SELECTED EXTRACT
=== Begin Enclosure ===

Geological hierarchy of chronological periodization


Geochronology: From largest to smallest:
 Supereon
 Eon
 Era
 Period
 Epoch
 Age
 Chron
Correlation of marker horizons
Marker horizons are stratigraphic units of the same age and of such distinctive
composition and appearance, that despite their presence in different geographic sites,
there is certainty about their age-equivalence. Fossil faunal and floral assemblages,
both marine and terrestrial, make for distinctive marker horizons.
Tephrochronology is a method for geochemical correlation of unknown volcanic ash
(tephra) to geochemically fingerprinted, dated tephra. Tephra is also often used as a
dating tool in archaeology, since the dates of some eruptions are well-established.

Dating useful for Pleistocene and Holocene period

o The C-14 method is commonly used to date Late Pleistocene and Holocene
rocks (< 40 ka).

o However, this dating is often done with carbon associated with the rock
formation or paleosol that lies below or above the studied unit, potentially
causing an incorrect interpretation of the age of the site (Siebe et al. 2004).

o The magnetic method has a significant advantage, since it allows dating the
moment of rock formation if the remanence carried by the sample is found to
be of primary origin.

o On the other hand, the K/Ar and 40Ar/39Ar methods are unable to date
Holocene volcanic eruptions and thus Palaeomagnetism becomes a powerful
alternative method to date lavas formed during the last 14,000 years.

=== End Enclosure ===

LIST OF TASKS
(A) Copy word for word the stretch of the geochronology notes from "Tephrochronology is a" through "rocks (< 40 ka).".
(B) Extend the geochronology notes, picking up after their final sentence.

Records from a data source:
=== Begin Enclosure ===

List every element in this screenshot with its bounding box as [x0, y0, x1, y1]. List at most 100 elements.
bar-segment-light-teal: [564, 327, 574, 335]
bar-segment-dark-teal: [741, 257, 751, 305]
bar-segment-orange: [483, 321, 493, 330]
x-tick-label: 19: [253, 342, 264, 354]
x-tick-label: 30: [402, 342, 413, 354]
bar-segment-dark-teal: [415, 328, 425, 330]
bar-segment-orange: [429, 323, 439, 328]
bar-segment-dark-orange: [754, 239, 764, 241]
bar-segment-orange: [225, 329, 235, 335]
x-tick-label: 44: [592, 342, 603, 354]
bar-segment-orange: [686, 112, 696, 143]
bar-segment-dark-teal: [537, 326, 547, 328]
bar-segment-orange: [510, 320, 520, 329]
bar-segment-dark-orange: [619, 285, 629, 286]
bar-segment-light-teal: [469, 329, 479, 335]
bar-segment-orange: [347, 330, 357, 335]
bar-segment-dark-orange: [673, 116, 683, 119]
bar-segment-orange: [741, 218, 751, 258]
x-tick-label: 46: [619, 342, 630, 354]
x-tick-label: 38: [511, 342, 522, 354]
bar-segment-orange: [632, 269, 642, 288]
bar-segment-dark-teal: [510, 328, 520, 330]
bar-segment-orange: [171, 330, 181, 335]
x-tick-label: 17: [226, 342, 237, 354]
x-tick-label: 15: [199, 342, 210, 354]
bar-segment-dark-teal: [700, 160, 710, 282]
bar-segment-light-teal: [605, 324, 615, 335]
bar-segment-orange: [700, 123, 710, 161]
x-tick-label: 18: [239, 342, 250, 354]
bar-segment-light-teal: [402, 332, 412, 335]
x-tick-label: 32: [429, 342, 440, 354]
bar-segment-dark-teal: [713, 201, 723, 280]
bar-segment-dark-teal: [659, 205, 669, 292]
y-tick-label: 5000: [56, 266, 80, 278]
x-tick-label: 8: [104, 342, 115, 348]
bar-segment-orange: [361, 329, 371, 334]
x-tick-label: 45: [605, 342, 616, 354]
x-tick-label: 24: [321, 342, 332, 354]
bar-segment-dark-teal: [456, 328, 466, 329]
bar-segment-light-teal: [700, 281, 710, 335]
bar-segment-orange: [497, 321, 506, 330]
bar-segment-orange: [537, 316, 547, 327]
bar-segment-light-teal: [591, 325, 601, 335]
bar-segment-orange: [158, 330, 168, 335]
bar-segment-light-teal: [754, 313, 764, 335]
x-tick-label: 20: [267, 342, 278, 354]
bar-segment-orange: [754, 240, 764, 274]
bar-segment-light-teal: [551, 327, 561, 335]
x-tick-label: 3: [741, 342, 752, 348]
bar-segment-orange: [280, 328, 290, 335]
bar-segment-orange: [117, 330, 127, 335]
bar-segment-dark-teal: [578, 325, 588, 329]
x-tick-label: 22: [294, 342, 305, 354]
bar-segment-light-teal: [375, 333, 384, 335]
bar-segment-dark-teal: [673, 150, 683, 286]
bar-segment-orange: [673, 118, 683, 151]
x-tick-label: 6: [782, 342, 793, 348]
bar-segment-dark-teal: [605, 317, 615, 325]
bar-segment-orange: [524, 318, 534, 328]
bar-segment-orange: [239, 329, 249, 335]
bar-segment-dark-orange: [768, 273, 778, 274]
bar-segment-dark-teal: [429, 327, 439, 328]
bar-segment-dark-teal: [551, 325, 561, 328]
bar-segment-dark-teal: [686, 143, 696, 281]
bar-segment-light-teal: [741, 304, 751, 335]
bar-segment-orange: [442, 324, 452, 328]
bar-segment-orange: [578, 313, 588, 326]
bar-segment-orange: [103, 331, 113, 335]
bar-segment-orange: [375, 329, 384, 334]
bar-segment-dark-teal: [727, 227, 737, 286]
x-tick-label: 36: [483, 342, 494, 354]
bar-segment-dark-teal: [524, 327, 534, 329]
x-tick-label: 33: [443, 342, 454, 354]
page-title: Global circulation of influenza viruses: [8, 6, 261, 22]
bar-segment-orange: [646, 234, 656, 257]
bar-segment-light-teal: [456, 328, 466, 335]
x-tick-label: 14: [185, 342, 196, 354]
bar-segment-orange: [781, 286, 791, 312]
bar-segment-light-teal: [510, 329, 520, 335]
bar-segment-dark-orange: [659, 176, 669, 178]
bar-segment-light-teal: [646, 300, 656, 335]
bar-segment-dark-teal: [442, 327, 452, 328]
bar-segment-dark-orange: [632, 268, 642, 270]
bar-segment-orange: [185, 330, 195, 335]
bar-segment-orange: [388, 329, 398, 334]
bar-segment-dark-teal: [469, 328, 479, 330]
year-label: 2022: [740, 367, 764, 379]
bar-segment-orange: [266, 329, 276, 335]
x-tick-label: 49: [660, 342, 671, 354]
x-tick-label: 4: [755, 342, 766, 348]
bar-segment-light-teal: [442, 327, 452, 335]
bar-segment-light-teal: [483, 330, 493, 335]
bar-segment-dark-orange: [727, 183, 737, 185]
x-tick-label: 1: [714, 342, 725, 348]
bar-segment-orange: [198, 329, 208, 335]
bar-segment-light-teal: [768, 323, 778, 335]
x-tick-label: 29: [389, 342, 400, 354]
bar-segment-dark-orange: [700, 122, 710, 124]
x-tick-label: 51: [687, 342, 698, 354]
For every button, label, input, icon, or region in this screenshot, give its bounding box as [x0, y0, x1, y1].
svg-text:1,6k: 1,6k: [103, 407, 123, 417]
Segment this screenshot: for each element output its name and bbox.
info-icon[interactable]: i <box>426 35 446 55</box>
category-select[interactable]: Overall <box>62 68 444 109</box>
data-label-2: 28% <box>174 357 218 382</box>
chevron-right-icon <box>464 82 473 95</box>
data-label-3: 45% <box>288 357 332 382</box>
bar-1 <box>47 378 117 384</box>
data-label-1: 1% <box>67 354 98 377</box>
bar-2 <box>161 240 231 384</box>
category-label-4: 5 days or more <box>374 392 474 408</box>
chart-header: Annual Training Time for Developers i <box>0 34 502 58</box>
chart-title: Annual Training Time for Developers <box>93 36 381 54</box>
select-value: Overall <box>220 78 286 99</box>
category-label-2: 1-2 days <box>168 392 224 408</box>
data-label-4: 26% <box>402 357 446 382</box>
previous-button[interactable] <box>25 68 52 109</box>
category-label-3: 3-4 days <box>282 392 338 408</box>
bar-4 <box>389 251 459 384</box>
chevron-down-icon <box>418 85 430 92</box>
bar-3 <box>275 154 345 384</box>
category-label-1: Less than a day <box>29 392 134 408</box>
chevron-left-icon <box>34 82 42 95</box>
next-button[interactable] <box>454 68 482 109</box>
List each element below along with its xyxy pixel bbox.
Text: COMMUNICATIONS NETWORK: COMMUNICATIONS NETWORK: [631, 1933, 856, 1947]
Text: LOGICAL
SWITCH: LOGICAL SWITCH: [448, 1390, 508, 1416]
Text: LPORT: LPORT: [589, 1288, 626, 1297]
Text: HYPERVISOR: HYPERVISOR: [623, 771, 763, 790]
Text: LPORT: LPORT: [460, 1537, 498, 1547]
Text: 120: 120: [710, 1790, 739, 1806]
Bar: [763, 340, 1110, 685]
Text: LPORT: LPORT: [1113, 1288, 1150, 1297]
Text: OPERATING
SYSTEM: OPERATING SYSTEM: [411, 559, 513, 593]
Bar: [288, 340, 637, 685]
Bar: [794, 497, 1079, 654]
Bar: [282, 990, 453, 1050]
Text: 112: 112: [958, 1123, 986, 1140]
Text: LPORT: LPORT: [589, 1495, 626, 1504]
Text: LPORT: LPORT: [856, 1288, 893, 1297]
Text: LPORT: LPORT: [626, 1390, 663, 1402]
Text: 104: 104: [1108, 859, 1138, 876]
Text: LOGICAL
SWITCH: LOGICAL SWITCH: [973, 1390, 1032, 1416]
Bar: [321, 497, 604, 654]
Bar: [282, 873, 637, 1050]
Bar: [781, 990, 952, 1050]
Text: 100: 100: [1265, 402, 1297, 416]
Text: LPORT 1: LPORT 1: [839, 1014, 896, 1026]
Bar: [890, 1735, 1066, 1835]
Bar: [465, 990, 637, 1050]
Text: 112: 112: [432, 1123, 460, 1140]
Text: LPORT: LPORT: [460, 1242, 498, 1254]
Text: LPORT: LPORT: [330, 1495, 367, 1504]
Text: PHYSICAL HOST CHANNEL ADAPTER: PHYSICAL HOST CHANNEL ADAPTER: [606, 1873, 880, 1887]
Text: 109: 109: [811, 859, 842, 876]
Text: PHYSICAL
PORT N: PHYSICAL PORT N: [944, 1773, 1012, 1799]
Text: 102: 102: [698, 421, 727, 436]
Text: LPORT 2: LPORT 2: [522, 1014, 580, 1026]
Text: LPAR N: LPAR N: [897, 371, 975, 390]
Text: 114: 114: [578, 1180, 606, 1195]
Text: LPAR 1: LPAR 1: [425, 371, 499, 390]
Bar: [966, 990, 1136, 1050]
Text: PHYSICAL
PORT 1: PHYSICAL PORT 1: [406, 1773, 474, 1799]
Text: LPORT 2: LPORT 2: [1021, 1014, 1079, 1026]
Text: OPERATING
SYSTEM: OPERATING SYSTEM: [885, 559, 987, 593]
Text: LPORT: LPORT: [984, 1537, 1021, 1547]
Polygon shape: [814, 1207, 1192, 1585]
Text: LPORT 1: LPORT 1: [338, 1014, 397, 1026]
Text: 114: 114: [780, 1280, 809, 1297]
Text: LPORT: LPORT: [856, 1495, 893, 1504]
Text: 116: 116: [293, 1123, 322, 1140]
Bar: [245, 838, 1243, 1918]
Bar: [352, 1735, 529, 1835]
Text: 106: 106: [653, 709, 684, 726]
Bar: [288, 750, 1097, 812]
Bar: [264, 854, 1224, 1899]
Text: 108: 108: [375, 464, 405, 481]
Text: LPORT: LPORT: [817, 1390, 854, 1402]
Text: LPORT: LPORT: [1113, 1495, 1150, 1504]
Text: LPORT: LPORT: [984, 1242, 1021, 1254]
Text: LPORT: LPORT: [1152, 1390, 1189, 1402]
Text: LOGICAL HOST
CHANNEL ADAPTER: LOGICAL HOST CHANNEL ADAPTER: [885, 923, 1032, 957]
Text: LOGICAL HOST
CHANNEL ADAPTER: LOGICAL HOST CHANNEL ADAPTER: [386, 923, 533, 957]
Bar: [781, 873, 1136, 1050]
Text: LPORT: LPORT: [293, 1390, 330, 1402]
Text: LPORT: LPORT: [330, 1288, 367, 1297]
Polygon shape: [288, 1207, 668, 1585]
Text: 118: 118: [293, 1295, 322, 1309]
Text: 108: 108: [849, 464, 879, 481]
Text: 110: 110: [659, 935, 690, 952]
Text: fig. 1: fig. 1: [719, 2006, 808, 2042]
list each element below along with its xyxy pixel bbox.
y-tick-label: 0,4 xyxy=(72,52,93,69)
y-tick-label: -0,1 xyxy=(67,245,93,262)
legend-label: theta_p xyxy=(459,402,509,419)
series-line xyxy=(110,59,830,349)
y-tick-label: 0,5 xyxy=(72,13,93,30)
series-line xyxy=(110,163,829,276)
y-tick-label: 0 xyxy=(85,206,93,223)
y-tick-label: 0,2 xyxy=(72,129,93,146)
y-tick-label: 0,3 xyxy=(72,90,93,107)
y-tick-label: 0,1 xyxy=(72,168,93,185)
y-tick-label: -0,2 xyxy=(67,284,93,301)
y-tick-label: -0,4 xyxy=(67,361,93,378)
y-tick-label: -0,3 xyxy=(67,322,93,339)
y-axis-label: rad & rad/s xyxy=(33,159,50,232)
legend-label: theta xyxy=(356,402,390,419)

=== End Enclosure ===

ANSWERS FOR THE EXERCISE
(A)
Tephrochronology is a method for geochemical correlation of unknown volcanic ash
(tephra) to geochemically fingerprinted, dated tephra. Tephra is also often used as a
dating tool in archaeology, since the dates of some eruptions are well-established.

Dating useful for Pleistocene and Holocene period

o The C-14 method is commonly used to date Late Pleistocene and Holocene
rocks (< 40 ka).

(B)
o Palaeomagnetism and archaeomagnetism are an interdisciplinary branch of


geophysics that investigates the variations of the Earth’s magnetic field in
terms of:
 Declination intensity
 Inclination intensity
 Absolute intensity
o In practice, this is a dating method that consists in comparing the
paleodirections recorded in burned archaeological artifacts or recent volcanic
lava flows with a regional secular variation reference (master) curve.
‘Marin Isotope Stages’ and ‘Oxygen Isotope Stages’
MIS OIS

o They are alternating warm and cool periods in the Earth's Paleoclimate, deduced
from oxygen isotope data reflecting changes in temperature derived from data
from deep sea core samples.

o Working backwards from the present, which is MIS 1 in the scale, stages with
even numbers have high levels of oxygen-18 and represent cold glacial periods,
while the odd-numbered stages are lows in the oxygen-18 figures, representing
warm interglacial intervals.

o The data are derived from pollen and foraminifera (plankton) remains in drilled
marine sediment cores, sapropels, and other data that reflect historic climate;
these are called proxies.

o The MIS timescale was developed from the pioneering work of Cesare Emiliani
in the 1950s, and is now widely used in archaeology and other fields to express
dating in the Quaternary period (the last 2.6 million years),
…as well as providing the fullest and best data for that period for
paleoclimatology or the study of the early climate of the Earth representing "the
standard to which we correlate other Quaternary climate records".

How Measuring Marine Isotope Stages Work?


o Scientists take sediment cores from the bottom of the ocean all over the world
and then measure the ratio of Oxygen 16 to Oxygen 18 in the calcite shells of
the foraminifera.
o Oxygen 16 is preferentially evaporated from the oceans, some of which falls as
snow on continents.
o As a result, as snow and glacier ice accumulate, the oceans become richer in
Oxygen 18. Thus the O18/O16 ratio changes over time, mostly as a function of
the volume of glacial ice on the planet.
o Supporting evidence for the use of oxygen isotope ratios as proxies of climate
change is reflected in the matching record, of what scientists believe the reason
for the changing amount of glacier ice on our planet.